▶ _Problem description_
All of the records below need to be copied exactly.

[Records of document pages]

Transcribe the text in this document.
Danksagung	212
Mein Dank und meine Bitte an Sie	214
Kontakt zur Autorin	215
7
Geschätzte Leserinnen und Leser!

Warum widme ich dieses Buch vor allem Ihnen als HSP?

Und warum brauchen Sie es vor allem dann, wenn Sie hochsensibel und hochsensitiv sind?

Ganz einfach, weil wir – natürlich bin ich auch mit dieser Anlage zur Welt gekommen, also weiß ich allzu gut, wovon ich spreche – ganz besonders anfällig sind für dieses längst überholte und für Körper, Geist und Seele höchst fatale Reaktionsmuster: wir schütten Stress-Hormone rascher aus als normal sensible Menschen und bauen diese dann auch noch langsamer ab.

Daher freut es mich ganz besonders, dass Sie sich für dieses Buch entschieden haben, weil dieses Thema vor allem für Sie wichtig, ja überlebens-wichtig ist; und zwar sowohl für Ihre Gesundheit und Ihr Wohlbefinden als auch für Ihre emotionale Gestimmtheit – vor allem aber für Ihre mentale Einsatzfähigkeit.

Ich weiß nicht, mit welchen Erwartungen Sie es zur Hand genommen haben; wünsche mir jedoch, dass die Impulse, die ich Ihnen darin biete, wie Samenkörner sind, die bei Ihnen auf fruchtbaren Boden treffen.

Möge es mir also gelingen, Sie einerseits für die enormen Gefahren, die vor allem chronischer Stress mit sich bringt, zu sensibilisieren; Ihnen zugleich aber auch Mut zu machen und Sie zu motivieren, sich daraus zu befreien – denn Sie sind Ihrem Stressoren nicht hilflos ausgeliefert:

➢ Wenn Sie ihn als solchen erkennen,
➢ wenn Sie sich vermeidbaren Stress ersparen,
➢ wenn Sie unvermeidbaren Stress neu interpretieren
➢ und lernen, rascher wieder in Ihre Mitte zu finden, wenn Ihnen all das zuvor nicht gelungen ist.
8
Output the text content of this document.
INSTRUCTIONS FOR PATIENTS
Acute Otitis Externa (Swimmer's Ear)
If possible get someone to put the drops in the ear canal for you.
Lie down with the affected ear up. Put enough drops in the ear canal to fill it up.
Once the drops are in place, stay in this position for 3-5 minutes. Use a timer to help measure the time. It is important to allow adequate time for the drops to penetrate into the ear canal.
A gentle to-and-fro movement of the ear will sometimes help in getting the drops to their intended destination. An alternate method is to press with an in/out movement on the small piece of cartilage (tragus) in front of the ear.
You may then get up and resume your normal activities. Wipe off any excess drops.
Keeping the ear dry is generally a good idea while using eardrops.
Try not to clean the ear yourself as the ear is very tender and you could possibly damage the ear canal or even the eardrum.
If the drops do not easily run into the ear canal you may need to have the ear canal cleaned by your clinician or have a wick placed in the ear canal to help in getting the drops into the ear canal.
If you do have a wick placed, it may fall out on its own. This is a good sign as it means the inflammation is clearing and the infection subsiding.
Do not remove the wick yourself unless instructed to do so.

▶ _Task result_
Transcribe the text in this document.
Danksagung	212
Mein Dank und meine Bitte an Sie	214
Kontakt zur Autorin	215
7
Geschätzte Leserinnen und Leser!

Warum widme ich dieses Buch vor allem Ihnen als HSP?

Und warum brauchen Sie es vor allem dann, wenn Sie hochsensibel und hochsensitiv sind?

Ganz einfach, weil wir – natürlich bin ich auch mit dieser Anlage zur Welt gekommen, also weiß ich allzu gut, wovon ich spreche – ganz besonders anfällig sind für dieses längst überholte und für Körper, Geist und Seele höchst fatale Reaktionsmuster: wir schütten Stress-Hormone rascher aus als normal sensible Menschen und bauen diese dann auch noch langsamer ab.

Daher freut es mich ganz besonders, dass Sie sich für dieses Buch entschieden haben, weil dieses Thema vor allem für Sie wichtig, ja überlebens-wichtig ist; und zwar sowohl für Ihre Gesundheit und Ihr Wohlbefinden als auch für Ihre emotionale Gestimmtheit – vor allem aber für Ihre mentale Einsatzfähigkeit.

Ich weiß nicht, mit welchen Erwartungen Sie es zur Hand genommen haben; wünsche mir jedoch, dass die Impulse, die ich Ihnen darin biete, wie Samenkörner sind, die bei Ihnen auf fruchtbaren Boden treffen.

Möge es mir also gelingen, Sie einerseits für die enormen Gefahren, die vor allem chronischer Stress mit sich bringt, zu sensibilisieren; Ihnen zugleich aber auch Mut zu machen und Sie zu motivieren, sich daraus zu befreien – denn Sie sind Ihrem Stressoren nicht hilflos ausgeliefert:

➢ Wenn Sie ihn als solchen erkennen,
➢ wenn Sie sich vermeidbaren Stress ersparen,
➢ wenn Sie unvermeidbaren Stress neu interpretieren
➢ und lernen, rascher wieder in Ihre Mitte zu finden, wenn Ihnen all das zuvor nicht gelungen ist.
8
Output the text content of this document.
INSTRUCTIONS FOR PATIENTS
Acute Otitis Externa (Swimmer's Ear)
If possible get someone to put the drops in the ear canal for you.
Lie down with the affected ear up. Put enough drops in the ear canal to fill it up.
Once the drops are in place, stay in this position for 3-5 minutes. Use a timer to help measure the time. It is important to allow adequate time for the drops to penetrate into the ear canal.
A gentle to-and-fro movement of the ear will sometimes help in getting the drops to their intended destination. An alternate method is to press with an in/out movement on the small piece of cartilage (tragus) in front of the ear.
You may then get up and resume your normal activities. Wipe off any excess drops.
Keeping the ear dry is generally a good idea while using eardrops.
Try not to clean the ear yourself as the ear is very tender and you could possibly damage the ear canal or even the eardrum.
If the drops do not easily run into the ear canal you may need to have the ear canal cleaned by your clinician or have a wick placed in the ear canal to help in getting the drops into the ear canal.
If you do have a wick placed, it may fall out on its own. This is a good sign as it means the inflammation is clearing and the infection subsiding.
Do not remove the wick yourself unless instructed to do so.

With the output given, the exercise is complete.